__AUSGANGSTEXT__
"""
# Teamspeak 3 Einstellungen



## Dexis (8. April 2010)

Moin.

Unsere Gilde möchte schon seit längerem den neuen Ts3 Client zum raiden benutzen. Allerdings habe ich ein technisches Problem: mein Mikrofon bzw. meine Stimmaufnahme funktioniert nicht. Nachdem ich heute zum wiederholten Mal das Programm de- und wieder neuinstalliert habe fiel mir auf, dass das Symbol für "Mikrofon aktivieren" bei mir eingegraut (nicht nutzbar/anklickbar) ist. Auch wenn ich einen Server betrete und dann unter dem Reiter Status schaue, ist die einzige nicht nutzbare Fähigkeit das "Mikrofon aktivieren".
Ich habe in den Einstellungen (und auch im Setup Wizzard) bereits alles nachgesehen, man kann aber diese Funktion nicht ändern. Die Lautstärke-Regelungen des PCs sind auch richtig eingestellt. In den Ts3-Optionen ist alles aktiviert, was ein automatisches Stummschalten verhindert. Und bevor jetzt einer kommt und meint, mein Headset wäre defekt: ich habe bis gestern abend noch Ts2 ganz normal benutzt, daran kann es nicht liegen. Laut Windows Updater gibt es auch keine aktuelleren Treiber für die Soundkarte, falls da etwas unkompatibel wäre.
"""
__EXTRAHIERTE DATEN__
"""
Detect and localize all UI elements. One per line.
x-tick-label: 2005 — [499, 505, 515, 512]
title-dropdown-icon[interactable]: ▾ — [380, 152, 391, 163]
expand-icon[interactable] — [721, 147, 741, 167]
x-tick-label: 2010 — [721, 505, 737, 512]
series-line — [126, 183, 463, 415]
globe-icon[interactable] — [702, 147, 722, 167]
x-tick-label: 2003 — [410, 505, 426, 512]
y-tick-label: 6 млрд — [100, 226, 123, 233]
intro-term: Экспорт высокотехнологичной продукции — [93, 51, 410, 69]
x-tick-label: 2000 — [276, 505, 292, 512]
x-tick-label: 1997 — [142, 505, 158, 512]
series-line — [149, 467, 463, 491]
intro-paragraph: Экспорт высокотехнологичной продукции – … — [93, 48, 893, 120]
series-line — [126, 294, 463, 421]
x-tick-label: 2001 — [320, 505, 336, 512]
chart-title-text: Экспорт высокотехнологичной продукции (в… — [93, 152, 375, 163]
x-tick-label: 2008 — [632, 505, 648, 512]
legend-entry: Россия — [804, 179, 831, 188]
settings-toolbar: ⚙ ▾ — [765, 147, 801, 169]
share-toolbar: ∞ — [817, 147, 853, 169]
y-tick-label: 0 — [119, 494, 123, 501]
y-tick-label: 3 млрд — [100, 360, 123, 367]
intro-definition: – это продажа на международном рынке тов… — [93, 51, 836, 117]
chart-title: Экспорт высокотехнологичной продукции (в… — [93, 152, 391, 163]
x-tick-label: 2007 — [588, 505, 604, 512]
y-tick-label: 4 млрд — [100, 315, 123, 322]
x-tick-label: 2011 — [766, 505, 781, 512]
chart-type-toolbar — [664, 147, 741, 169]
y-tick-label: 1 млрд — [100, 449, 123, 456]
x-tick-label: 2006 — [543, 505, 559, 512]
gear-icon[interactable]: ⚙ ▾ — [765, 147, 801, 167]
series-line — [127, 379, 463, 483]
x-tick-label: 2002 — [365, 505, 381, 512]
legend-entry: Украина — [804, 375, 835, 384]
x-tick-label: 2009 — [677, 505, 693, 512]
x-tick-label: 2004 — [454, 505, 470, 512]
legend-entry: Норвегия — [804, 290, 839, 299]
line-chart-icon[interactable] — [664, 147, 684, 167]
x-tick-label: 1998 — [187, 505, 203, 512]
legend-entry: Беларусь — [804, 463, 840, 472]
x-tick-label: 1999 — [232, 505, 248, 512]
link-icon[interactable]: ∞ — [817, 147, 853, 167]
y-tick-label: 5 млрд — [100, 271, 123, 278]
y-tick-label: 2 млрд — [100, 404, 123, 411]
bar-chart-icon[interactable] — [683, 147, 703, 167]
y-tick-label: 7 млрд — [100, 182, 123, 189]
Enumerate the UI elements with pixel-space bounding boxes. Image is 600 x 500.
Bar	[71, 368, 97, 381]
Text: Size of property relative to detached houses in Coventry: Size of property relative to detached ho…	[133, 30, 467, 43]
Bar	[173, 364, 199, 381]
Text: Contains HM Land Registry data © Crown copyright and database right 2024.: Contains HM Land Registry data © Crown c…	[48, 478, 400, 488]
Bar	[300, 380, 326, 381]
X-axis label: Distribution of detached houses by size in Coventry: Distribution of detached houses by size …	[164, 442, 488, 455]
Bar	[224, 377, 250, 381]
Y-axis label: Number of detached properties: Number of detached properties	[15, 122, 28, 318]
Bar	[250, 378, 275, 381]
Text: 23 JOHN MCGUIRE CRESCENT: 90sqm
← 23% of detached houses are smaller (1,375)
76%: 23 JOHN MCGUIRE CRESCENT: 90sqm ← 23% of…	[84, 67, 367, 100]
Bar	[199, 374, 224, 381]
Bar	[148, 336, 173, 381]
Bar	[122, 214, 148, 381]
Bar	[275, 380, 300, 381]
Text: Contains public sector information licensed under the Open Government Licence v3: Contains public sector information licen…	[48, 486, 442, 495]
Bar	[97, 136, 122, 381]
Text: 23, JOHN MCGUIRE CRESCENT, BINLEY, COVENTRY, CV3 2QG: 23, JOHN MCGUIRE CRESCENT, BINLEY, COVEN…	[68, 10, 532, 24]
"""
__AUFGABE UND VORGABEN__
Welches Symbol ist laut Ausgangstext nach der Neuinstallation des Ts3-Clients eingegraut und nicht anklickbar?

__ANTWORT ZUR AUFGABE__
Das Symbol für „Mikrofon aktivieren“.